--- START ---

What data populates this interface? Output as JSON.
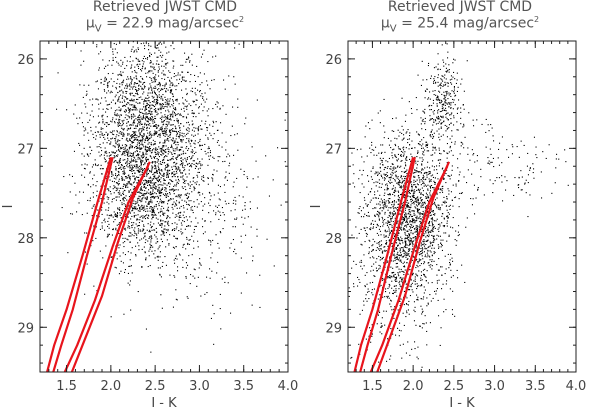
{
  "figure": {
    "panels": [
      {
        "title": "Retrieved JWST CMD",
        "subtitle_symbol": "μ",
        "subtitle_sub": "V",
        "subtitle_value": " = 22.9 mag/arcsec",
        "subtitle_sup": "2"
      },
      {
        "title": "Retrieved JWST CMD",
        "subtitle_symbol": "μ",
        "subtitle_sub": "V",
        "subtitle_value": " = 25.4 mag/arcsec",
        "subtitle_sup": "2"
      }
    ]
  },
  "chart_data": [
    {
      "type": "scatter",
      "title": "Retrieved JWST CMD",
      "subtitle": "μV = 22.9 mag/arcsec²",
      "xlabel": "I - K",
      "ylabel": "I",
      "xlim": [
        1.2,
        4.0
      ],
      "ylim": [
        29.5,
        25.8
      ],
      "y_inverted": true,
      "xticks": [
        "1.5",
        "2.0",
        "2.5",
        "3.0",
        "3.5",
        "4.0"
      ],
      "yticks": [
        "26",
        "27",
        "28",
        "29"
      ],
      "xtick_values": [
        1.5,
        2.0,
        2.5,
        3.0,
        3.5,
        4.0
      ],
      "ytick_values": [
        26,
        27,
        28,
        29
      ],
      "grid": false,
      "point_color": "#000000",
      "line_color": "#e8141c",
      "scatter_components": [
        {
          "center": [
            2.4,
            26.8
          ],
          "spread": [
            0.32,
            0.55
          ],
          "count": 2200
        },
        {
          "center": [
            2.75,
            27.4
          ],
          "spread": [
            0.45,
            0.6
          ],
          "count": 800
        },
        {
          "center": [
            2.3,
            27.6
          ],
          "spread": [
            0.3,
            0.35
          ],
          "count": 600
        }
      ],
      "isochrones": [
        {
          "x": [
            2.0,
            1.85,
            1.68,
            1.5,
            1.36,
            1.28
          ],
          "y": [
            27.1,
            27.6,
            28.2,
            28.8,
            29.2,
            29.5
          ]
        },
        {
          "x": [
            2.02,
            1.9,
            1.73,
            1.57,
            1.44,
            1.35
          ],
          "y": [
            27.1,
            27.6,
            28.2,
            28.8,
            29.2,
            29.5
          ]
        },
        {
          "x": [
            2.42,
            2.2,
            2.02,
            1.82,
            1.62,
            1.48
          ],
          "y": [
            27.2,
            27.6,
            28.1,
            28.7,
            29.2,
            29.5
          ]
        },
        {
          "x": [
            2.44,
            2.25,
            2.08,
            1.9,
            1.7,
            1.56
          ],
          "y": [
            27.15,
            27.55,
            28.05,
            28.65,
            29.15,
            29.5
          ]
        }
      ]
    },
    {
      "type": "scatter",
      "title": "Retrieved JWST CMD",
      "subtitle": "μV = 25.4 mag/arcsec²",
      "xlabel": "I - K",
      "ylabel": "I",
      "xlim": [
        1.2,
        4.0
      ],
      "ylim": [
        29.5,
        25.8
      ],
      "y_inverted": true,
      "xticks": [
        "1.5",
        "2.0",
        "2.5",
        "3.0",
        "3.5",
        "4.0"
      ],
      "yticks": [
        "26",
        "27",
        "28",
        "29"
      ],
      "xtick_values": [
        1.5,
        2.0,
        2.5,
        3.0,
        3.5,
        4.0
      ],
      "ytick_values": [
        26,
        27,
        28,
        29
      ],
      "grid": false,
      "point_color": "#000000",
      "line_color": "#e8141c",
      "scatter_components": [
        {
          "center": [
            1.95,
            27.7
          ],
          "spread": [
            0.26,
            0.45
          ],
          "count": 1700
        },
        {
          "center": [
            2.35,
            26.5
          ],
          "spread": [
            0.12,
            0.25
          ],
          "count": 300
        },
        {
          "center": [
            1.75,
            28.4
          ],
          "spread": [
            0.28,
            0.5
          ],
          "count": 500
        },
        {
          "center": [
            2.9,
            27.2
          ],
          "spread": [
            0.5,
            0.3
          ],
          "count": 180
        }
      ],
      "isochrones": [
        {
          "x": [
            2.0,
            1.85,
            1.68,
            1.5,
            1.36,
            1.28
          ],
          "y": [
            27.1,
            27.6,
            28.2,
            28.8,
            29.2,
            29.5
          ]
        },
        {
          "x": [
            2.02,
            1.9,
            1.73,
            1.57,
            1.44,
            1.35
          ],
          "y": [
            27.1,
            27.6,
            28.2,
            28.8,
            29.2,
            29.5
          ]
        },
        {
          "x": [
            2.42,
            2.2,
            2.02,
            1.82,
            1.62,
            1.48
          ],
          "y": [
            27.2,
            27.6,
            28.1,
            28.7,
            29.2,
            29.5
          ]
        },
        {
          "x": [
            2.44,
            2.25,
            2.08,
            1.9,
            1.7,
            1.56
          ],
          "y": [
            27.15,
            27.55,
            28.05,
            28.65,
            29.15,
            29.5
          ]
        }
      ]
    }
  ]
}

--- END ---

**EXERCISE TASK**
Can you repeat every record above exactly, apart from the pictures?

**EXERCISE SOLUTION**
What data populates this interface? Output as JSON.
{
  "figure": {
    "panels": [
      {
        "title": "Retrieved JWST CMD",
        "subtitle_symbol": "μ",
        "subtitle_sub": "V",
        "subtitle_value": " = 22.9 mag/arcsec",
        "subtitle_sup": "2"
      },
      {
        "title": "Retrieved JWST CMD",
        "subtitle_symbol": "μ",
        "subtitle_sub": "V",
        "subtitle_value": " = 25.4 mag/arcsec",
        "subtitle_sup": "2"
      }
    ]
  },
  "chart_data": [
    {
      "type": "scatter",
      "title": "Retrieved JWST CMD",
      "subtitle": "μV = 22.9 mag/arcsec²",
      "xlabel": "I - K",
      "ylabel": "I",
      "xlim": [
        1.2,
        4.0
      ],
      "ylim": [
        29.5,
        25.8
      ],
      "y_inverted": true,
      "xticks": [
        "1.5",
        "2.0",
        "2.5",
        "3.0",
        "3.5",
        "4.0"
      ],
      "yticks": [
        "26",
        "27",
        "28",
        "29"
      ],
      "xtick_values": [
        1.5,
        2.0,
        2.5,
        3.0,
        3.5,
        4.0
      ],
      "ytick_values": [
        26,
        27,
        28,
        29
      ],
      "grid": false,
      "point_color": "#000000",
      "line_color": "#e8141c",
      "scatter_components": [
        {
          "center": [
            2.4,
            26.8
          ],
          "spread": [
            0.32,
            0.55
          ],
          "count": 2200
        },
        {
          "center": [
            2.75,
            27.4
          ],
          "spread": [
            0.45,
            0.6
          ],
          "count": 800
        },
        {
          "center": [
            2.3,
            27.6
          ],
          "spread": [
            0.3,
            0.35
          ],
          "count": 600
        }
      ],
      "isochrones": [
        {
          "x": [
            2.0,
            1.85,
            1.68,
            1.5,
            1.36,
            1.28
          ],
          "y": [
            27.1,
            27.6,
            28.2,
            28.8,
            29.2,
            29.5
          ]
        },
        {
          "x": [
            2.02,
            1.9,
            1.73,
            1.57,
            1.44,
            1.35
          ],
          "y": [
            27.1,
            27.6,
            28.2,
            28.8,
            29.2,
            29.5
          ]
        },
        {
          "x": [
            2.42,
            2.2,
            2.02,
            1.82,
            1.62,
            1.48
          ],
          "y": [
            27.2,
            27.6,
            28.1,
            28.7,
            29.2,
            29.5
          ]
        },
        {
          "x": [
            2.44,
            2.25,
            2.08,
            1.9,
            1.7,
            1.56
          ],
          "y": [
            27.15,
            27.55,
            28.05,
            28.65,
            29.15,
            29.5
          ]
        }
      ]
    },
    {
      "type": "scatter",
      "title": "Retrieved JWST CMD",
      "subtitle": "μV = 25.4 mag/arcsec²",
      "xlabel": "I - K",
      "ylabel": "I",
      "xlim": [
        1.2,
        4.0
      ],
      "ylim": [
        29.5,
        25.8
      ],
      "y_inverted": true,
      "xticks": [
        "1.5",
        "2.0",
        "2.5",
        "3.0",
        "3.5",
        "4.0"
      ],
      "yticks": [
        "26",
        "27",
        "28",
        "29"
      ],
      "xtick_values": [
        1.5,
        2.0,
        2.5,
        3.0,
        3.5,
        4.0
      ],
      "ytick_values": [
        26,
        27,
        28,
        29
      ],
      "grid": false,
      "point_color": "#000000",
      "line_color": "#e8141c",
      "scatter_components": [
        {
          "center": [
            1.95,
            27.7
          ],
          "spread": [
            0.26,
            0.45
          ],
          "count": 1700
        },
        {
          "center": [
            2.35,
            26.5
          ],
          "spread": [
            0.12,
            0.25
          ],
          "count": 300
        },
        {
          "center": [
            1.75,
            28.4
          ],
          "spread": [
            0.28,
            0.5
          ],
          "count": 500
        },
        {
          "center": [
            2.9,
            27.2
          ],
          "spread": [
            0.5,
            0.3
          ],
          "count": 180
        }
      ],
      "isochrones": [
        {
          "x": [
            2.0,
            1.85,
            1.68,
            1.5,
            1.36,
            1.28
          ],
          "y": [
            27.1,
            27.6,
            28.2,
            28.8,
            29.2,
            29.5
          ]
        },
        {
          "x": [
            2.02,
            1.9,
            1.73,
            1.57,
            1.44,
            1.35
          ],
          "y": [
            27.1,
            27.6,
            28.2,
            28.8,
            29.2,
            29.5
          ]
        },
        {
          "x": [
            2.42,
            2.2,
            2.02,
            1.82,
            1.62,
            1.48
          ],
          "y": [
            27.2,
            27.6,
            28.1,
            28.7,
            29.2,
            29.5
          ]
        },
        {
          "x": [
            2.44,
            2.25,
            2.08,
            1.9,
            1.7,
            1.56
          ],
          "y": [
            27.15,
            27.55,
            28.05,
            28.65,
            29.15,
            29.5
          ]
        }
      ]
    }
  ]
}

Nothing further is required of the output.